Task: Report, as a bare number, how many lines contain the string "维稳为主".

Materials provided:
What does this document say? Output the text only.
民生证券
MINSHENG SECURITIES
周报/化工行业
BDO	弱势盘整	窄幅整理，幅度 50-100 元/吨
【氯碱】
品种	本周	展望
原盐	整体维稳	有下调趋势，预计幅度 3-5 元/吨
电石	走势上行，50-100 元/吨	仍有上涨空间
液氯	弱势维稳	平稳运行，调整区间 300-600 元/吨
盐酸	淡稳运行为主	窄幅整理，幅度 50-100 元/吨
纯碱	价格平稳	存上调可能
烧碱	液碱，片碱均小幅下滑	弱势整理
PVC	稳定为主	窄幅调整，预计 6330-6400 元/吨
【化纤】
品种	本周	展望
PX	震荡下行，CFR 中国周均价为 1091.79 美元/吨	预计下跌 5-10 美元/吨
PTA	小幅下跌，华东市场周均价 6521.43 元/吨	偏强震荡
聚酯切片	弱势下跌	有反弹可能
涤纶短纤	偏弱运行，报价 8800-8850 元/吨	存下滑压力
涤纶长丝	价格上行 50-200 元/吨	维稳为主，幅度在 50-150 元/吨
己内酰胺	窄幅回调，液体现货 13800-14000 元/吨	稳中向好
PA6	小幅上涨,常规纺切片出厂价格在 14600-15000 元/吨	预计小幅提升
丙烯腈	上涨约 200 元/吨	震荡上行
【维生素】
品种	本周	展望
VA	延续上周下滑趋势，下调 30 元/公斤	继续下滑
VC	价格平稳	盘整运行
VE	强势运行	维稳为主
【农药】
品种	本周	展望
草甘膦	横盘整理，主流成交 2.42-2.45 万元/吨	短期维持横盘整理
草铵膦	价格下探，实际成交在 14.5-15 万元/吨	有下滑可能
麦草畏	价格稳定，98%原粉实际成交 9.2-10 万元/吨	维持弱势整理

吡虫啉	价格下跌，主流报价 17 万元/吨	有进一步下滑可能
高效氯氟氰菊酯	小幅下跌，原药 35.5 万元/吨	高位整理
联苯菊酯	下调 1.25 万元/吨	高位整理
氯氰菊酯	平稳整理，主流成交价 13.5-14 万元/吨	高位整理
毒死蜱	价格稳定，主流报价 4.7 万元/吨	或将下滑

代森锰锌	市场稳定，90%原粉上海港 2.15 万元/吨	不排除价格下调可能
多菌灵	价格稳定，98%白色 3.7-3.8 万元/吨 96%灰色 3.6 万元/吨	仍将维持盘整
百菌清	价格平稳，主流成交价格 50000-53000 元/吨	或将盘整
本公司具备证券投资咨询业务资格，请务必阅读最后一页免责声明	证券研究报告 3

The solution: 2